| AIM OF THE EXERCISE |
Look through the data below. Pick out the lines holding the string "Benzo".
----- DATA TO USE -----
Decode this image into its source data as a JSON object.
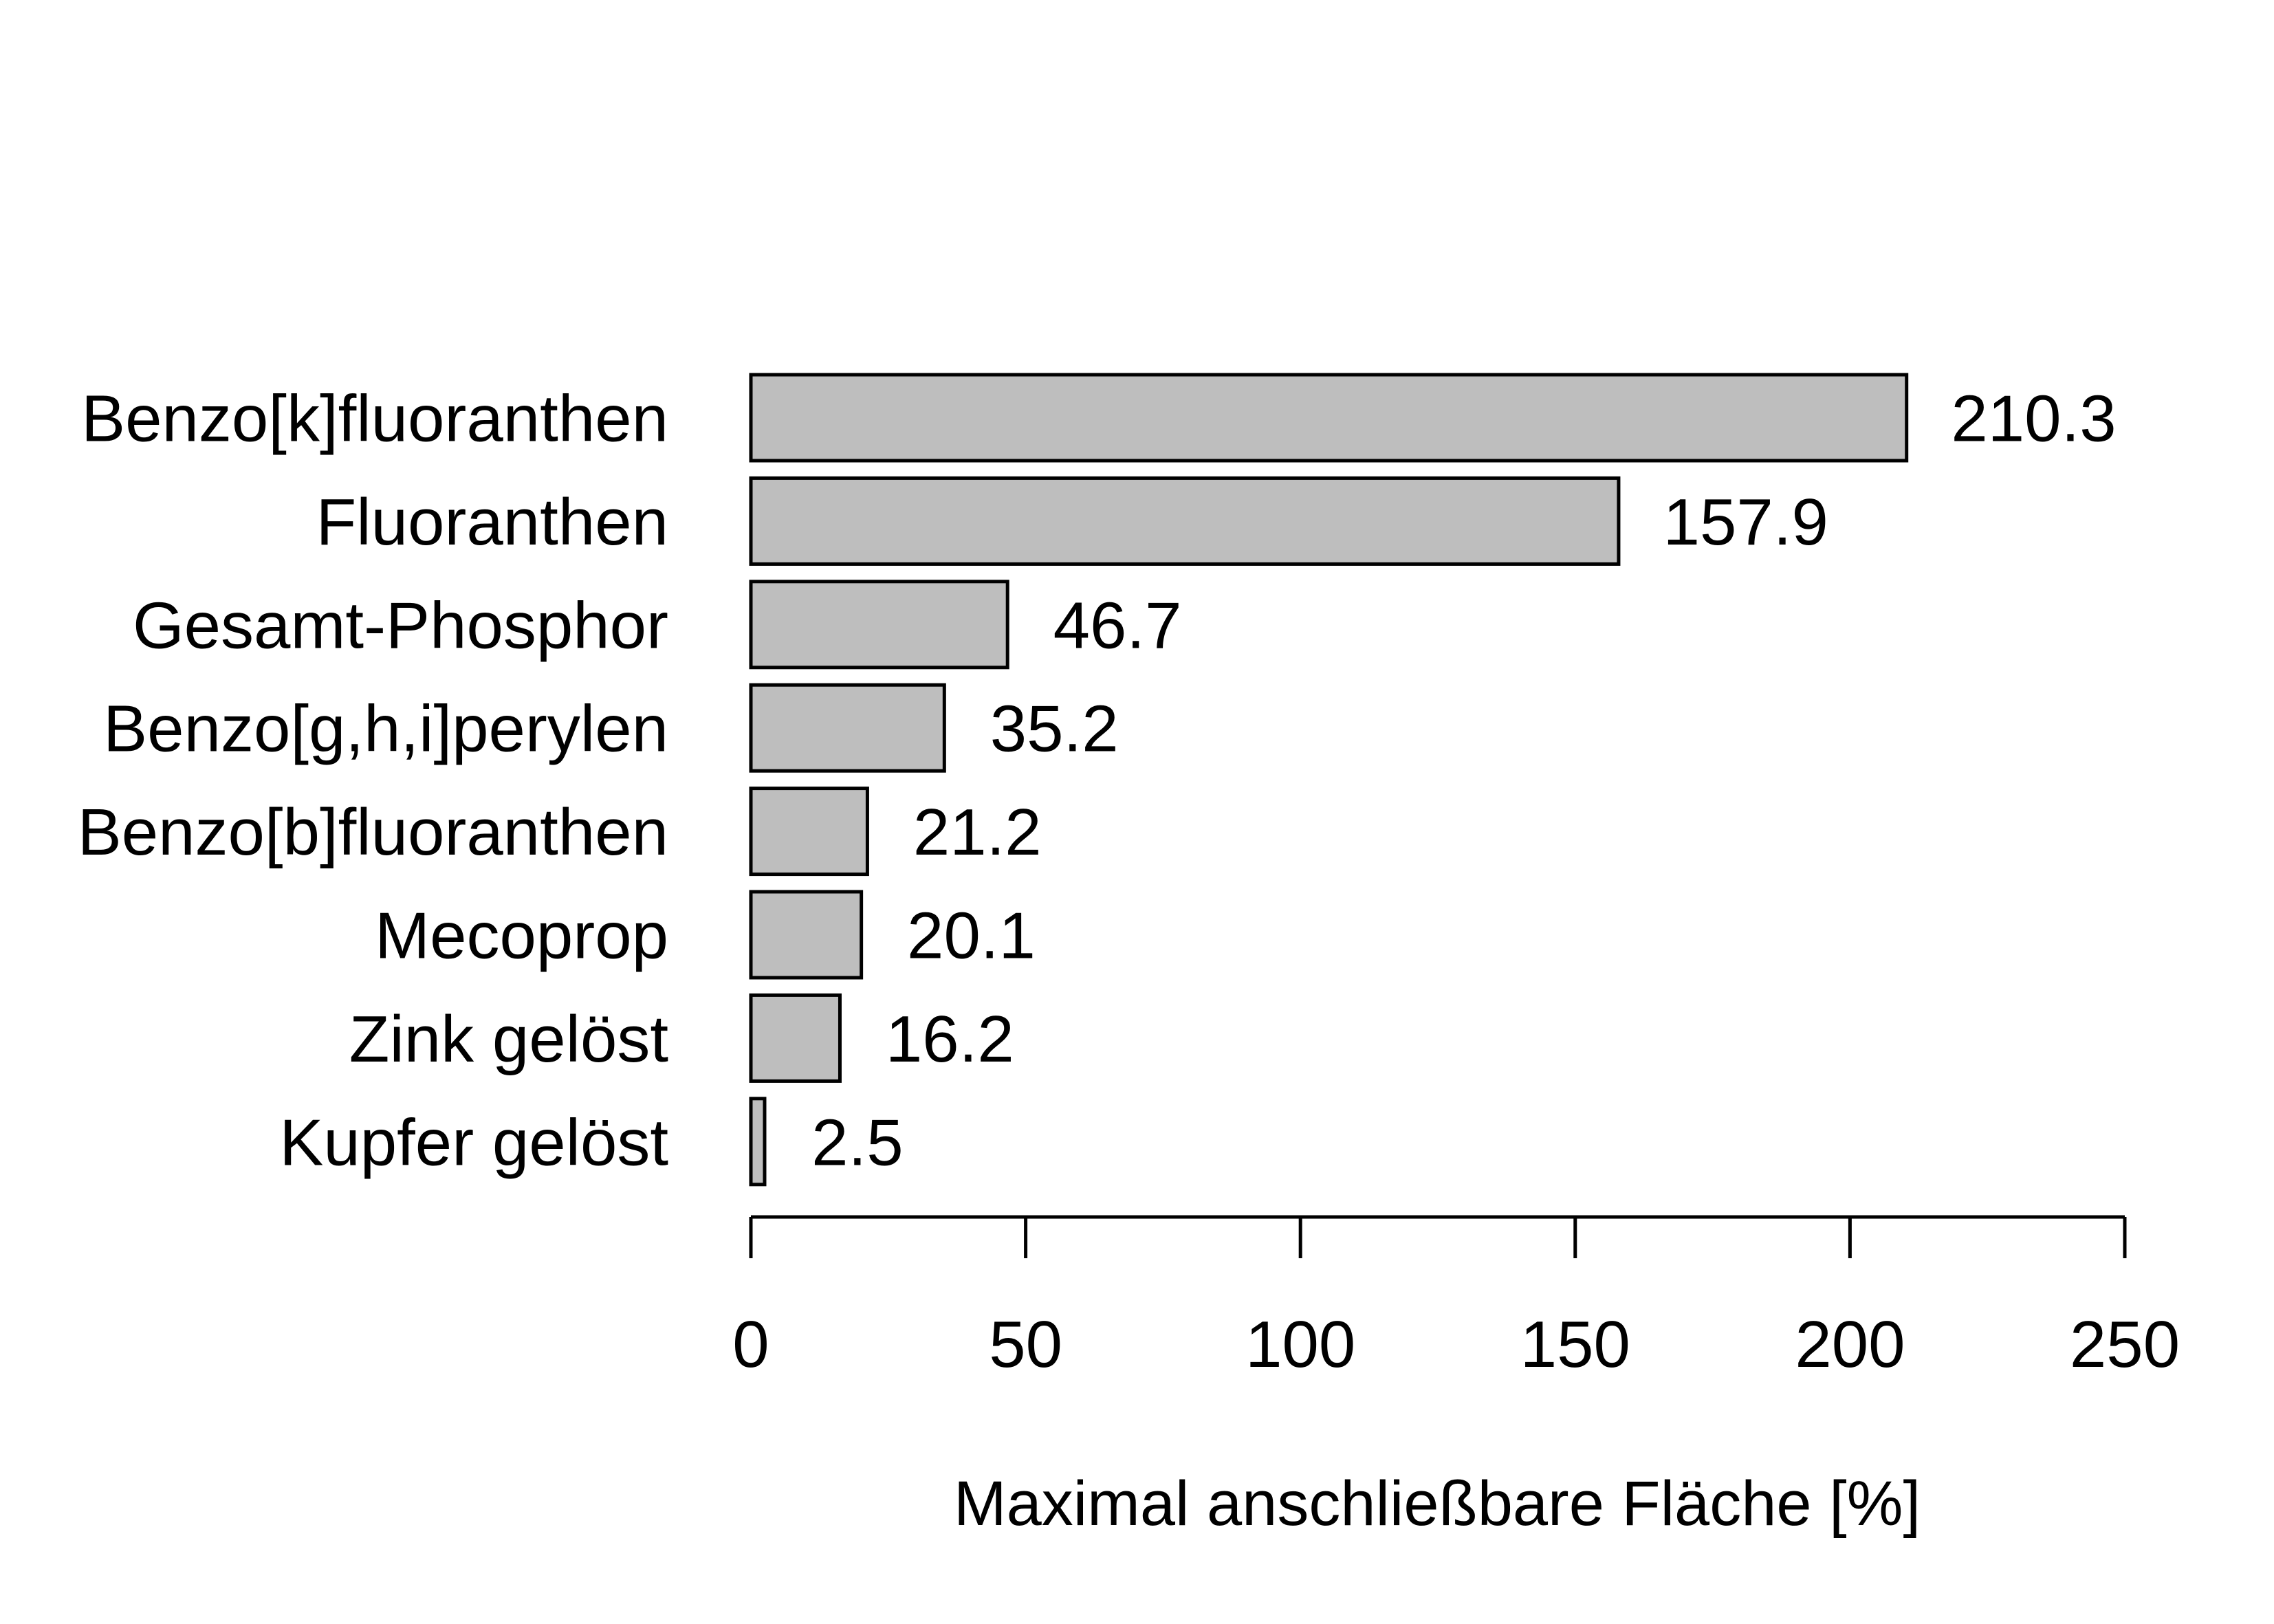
{
  "chart_data": {
    "type": "bar",
    "orientation": "horizontal",
    "categories": [
      "Benzo[k]fluoranthen",
      "Fluoranthen",
      "Gesamt-Phosphor",
      "Benzo[g,h,i]perylen",
      "Benzo[b]fluoranthen",
      "Mecoprop",
      "Zink gelöst",
      "Kupfer gelöst"
    ],
    "values": [
      210.3,
      157.9,
      46.7,
      35.2,
      21.2,
      20.1,
      16.2,
      2.5
    ],
    "value_labels": [
      "210.3",
      "157.9",
      "46.7",
      "35.2",
      "21.2",
      "20.1",
      "16.2",
      "2.5"
    ],
    "xlabel": "Maximal anschließbare Fläche [%]",
    "ylabel": "",
    "title": "",
    "xlim": [
      0,
      250
    ],
    "xticks": [
      0,
      50,
      100,
      150,
      200,
      250
    ],
    "grid": false,
    "legend": "none",
    "colors": {
      "bar_fill": "#bebebe",
      "bar_stroke": "#000000",
      "text": "#000000",
      "axis": "#000000"
    }
  }
}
-----
| TASK OUTPUT |
      "Benzo[k]fluoranthen",
      "Benzo[g,h,i]perylen",
      "Benzo[b]fluoranthen",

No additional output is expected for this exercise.